YOUR OBJECTIVE:
Duplicate every line of the listing below verbatim, without altering anything.

— Begin THE DATA —

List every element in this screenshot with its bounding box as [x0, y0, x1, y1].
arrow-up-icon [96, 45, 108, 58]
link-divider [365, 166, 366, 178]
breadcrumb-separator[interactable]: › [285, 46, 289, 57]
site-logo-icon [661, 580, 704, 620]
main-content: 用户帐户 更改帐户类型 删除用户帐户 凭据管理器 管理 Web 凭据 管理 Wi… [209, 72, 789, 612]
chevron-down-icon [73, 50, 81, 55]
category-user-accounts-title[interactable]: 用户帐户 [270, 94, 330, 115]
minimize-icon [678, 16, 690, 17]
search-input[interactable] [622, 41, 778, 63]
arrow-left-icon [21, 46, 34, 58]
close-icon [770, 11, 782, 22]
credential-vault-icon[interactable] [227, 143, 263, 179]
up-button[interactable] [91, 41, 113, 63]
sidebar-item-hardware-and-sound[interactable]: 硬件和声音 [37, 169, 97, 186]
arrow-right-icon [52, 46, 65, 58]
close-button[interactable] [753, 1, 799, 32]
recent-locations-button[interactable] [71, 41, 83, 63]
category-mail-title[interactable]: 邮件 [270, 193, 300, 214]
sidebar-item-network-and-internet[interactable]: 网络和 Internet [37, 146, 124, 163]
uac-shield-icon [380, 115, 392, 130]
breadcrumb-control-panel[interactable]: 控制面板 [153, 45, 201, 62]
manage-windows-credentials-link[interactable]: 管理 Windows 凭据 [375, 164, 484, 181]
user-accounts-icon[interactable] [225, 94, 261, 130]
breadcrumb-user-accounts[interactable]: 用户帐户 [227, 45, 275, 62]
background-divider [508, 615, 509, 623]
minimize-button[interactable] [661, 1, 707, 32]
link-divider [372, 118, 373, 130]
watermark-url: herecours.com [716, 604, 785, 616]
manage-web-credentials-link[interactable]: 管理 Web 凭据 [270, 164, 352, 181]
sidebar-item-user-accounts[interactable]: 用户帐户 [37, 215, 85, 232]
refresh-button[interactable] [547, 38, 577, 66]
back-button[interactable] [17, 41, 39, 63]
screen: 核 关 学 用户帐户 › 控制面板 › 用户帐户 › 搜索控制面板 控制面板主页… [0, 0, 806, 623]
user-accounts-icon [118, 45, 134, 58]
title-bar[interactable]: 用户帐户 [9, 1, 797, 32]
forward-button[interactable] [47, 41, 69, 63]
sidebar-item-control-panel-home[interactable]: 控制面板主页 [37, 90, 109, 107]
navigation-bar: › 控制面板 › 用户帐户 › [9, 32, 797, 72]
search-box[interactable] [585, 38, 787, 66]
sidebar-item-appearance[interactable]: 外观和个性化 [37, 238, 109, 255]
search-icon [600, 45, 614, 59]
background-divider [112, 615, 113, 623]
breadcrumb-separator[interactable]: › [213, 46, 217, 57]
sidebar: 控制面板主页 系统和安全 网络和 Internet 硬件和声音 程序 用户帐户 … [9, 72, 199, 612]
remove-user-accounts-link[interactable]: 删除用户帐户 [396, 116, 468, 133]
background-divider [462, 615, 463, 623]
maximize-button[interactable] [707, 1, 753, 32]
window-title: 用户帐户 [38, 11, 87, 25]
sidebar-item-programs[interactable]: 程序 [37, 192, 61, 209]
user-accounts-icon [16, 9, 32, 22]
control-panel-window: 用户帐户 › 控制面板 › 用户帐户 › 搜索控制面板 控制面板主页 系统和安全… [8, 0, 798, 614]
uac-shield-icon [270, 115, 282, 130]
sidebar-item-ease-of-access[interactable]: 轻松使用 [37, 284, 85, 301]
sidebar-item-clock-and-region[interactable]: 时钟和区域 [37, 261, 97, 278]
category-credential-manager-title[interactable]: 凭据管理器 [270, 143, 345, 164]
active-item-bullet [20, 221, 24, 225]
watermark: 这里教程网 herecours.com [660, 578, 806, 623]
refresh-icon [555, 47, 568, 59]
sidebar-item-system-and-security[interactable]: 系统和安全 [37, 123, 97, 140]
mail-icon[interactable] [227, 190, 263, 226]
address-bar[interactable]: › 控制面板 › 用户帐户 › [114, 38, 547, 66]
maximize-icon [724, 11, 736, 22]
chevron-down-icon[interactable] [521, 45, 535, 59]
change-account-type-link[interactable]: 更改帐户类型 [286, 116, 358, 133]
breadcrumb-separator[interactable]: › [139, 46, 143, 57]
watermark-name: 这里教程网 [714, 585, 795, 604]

— End THE DATA —

THE ANSWER:
List every element in this screenshot with its bounding box as [x0, y0, x1, y1].
arrow-up-icon [96, 45, 108, 58]
link-divider [365, 166, 366, 178]
breadcrumb-separator[interactable]: › [285, 46, 289, 57]
site-logo-icon [661, 580, 704, 620]
main-content: 用户帐户 更改帐户类型 删除用户帐户 凭据管理器 管理 Web 凭据 管理 Wi… [209, 72, 789, 612]
chevron-down-icon [73, 50, 81, 55]
category-user-accounts-title[interactable]: 用户帐户 [270, 94, 330, 115]
minimize-icon [678, 16, 690, 17]
search-input[interactable] [622, 41, 778, 63]
arrow-left-icon [21, 46, 34, 58]
close-icon [770, 11, 782, 22]
credential-vault-icon[interactable] [227, 143, 263, 179]
up-button[interactable] [91, 41, 113, 63]
sidebar-item-hardware-and-sound[interactable]: 硬件和声音 [37, 169, 97, 186]
arrow-right-icon [52, 46, 65, 58]
close-button[interactable] [753, 1, 799, 32]
recent-locations-button[interactable] [71, 41, 83, 63]
category-mail-title[interactable]: 邮件 [270, 193, 300, 214]
sidebar-item-network-and-internet[interactable]: 网络和 Internet [37, 146, 124, 163]
uac-shield-icon [380, 115, 392, 130]
breadcrumb-control-panel[interactable]: 控制面板 [153, 45, 201, 62]
manage-windows-credentials-link[interactable]: 管理 Windows 凭据 [375, 164, 484, 181]
user-accounts-icon[interactable] [225, 94, 261, 130]
breadcrumb-user-accounts[interactable]: 用户帐户 [227, 45, 275, 62]
background-divider [508, 615, 509, 623]
minimize-button[interactable] [661, 1, 707, 32]
link-divider [372, 118, 373, 130]
watermark-url: herecours.com [716, 604, 785, 616]
manage-web-credentials-link[interactable]: 管理 Web 凭据 [270, 164, 352, 181]
sidebar-item-user-accounts[interactable]: 用户帐户 [37, 215, 85, 232]
refresh-button[interactable] [547, 38, 577, 66]
back-button[interactable] [17, 41, 39, 63]
screen: 核 关 学 用户帐户 › 控制面板 › 用户帐户 › 搜索控制面板 控制面板主页… [0, 0, 806, 623]
user-accounts-icon [118, 45, 134, 58]
title-bar[interactable]: 用户帐户 [9, 1, 797, 32]
forward-button[interactable] [47, 41, 69, 63]
sidebar-item-control-panel-home[interactable]: 控制面板主页 [37, 90, 109, 107]
navigation-bar: › 控制面板 › 用户帐户 › [9, 32, 797, 72]
search-box[interactable] [585, 38, 787, 66]
sidebar-item-appearance[interactable]: 外观和个性化 [37, 238, 109, 255]
search-icon [600, 45, 614, 59]
background-divider [112, 615, 113, 623]
breadcrumb-separator[interactable]: › [213, 46, 217, 57]
sidebar: 控制面板主页 系统和安全 网络和 Internet 硬件和声音 程序 用户帐户 … [9, 72, 199, 612]
remove-user-accounts-link[interactable]: 删除用户帐户 [396, 116, 468, 133]
background-divider [462, 615, 463, 623]
maximize-button[interactable] [707, 1, 753, 32]
window-title: 用户帐户 [38, 11, 87, 25]
sidebar-item-programs[interactable]: 程序 [37, 192, 61, 209]
user-accounts-icon [16, 9, 32, 22]
control-panel-window: 用户帐户 › 控制面板 › 用户帐户 › 搜索控制面板 控制面板主页 系统和安全… [8, 0, 798, 614]
uac-shield-icon [270, 115, 282, 130]
sidebar-item-ease-of-access[interactable]: 轻松使用 [37, 284, 85, 301]
sidebar-item-clock-and-region[interactable]: 时钟和区域 [37, 261, 97, 278]
category-credential-manager-title[interactable]: 凭据管理器 [270, 143, 345, 164]
active-item-bullet [20, 221, 24, 225]
watermark: 这里教程网 herecours.com [660, 578, 806, 623]
refresh-icon [555, 47, 568, 59]
sidebar-item-system-and-security[interactable]: 系统和安全 [37, 123, 97, 140]
mail-icon[interactable] [227, 190, 263, 226]
address-bar[interactable]: › 控制面板 › 用户帐户 › [114, 38, 547, 66]
maximize-icon [724, 11, 736, 22]
chevron-down-icon[interactable] [521, 45, 535, 59]
change-account-type-link[interactable]: 更改帐户类型 [286, 116, 358, 133]
breadcrumb-separator[interactable]: › [139, 46, 143, 57]
watermark-name: 这里教程网 [714, 585, 795, 604]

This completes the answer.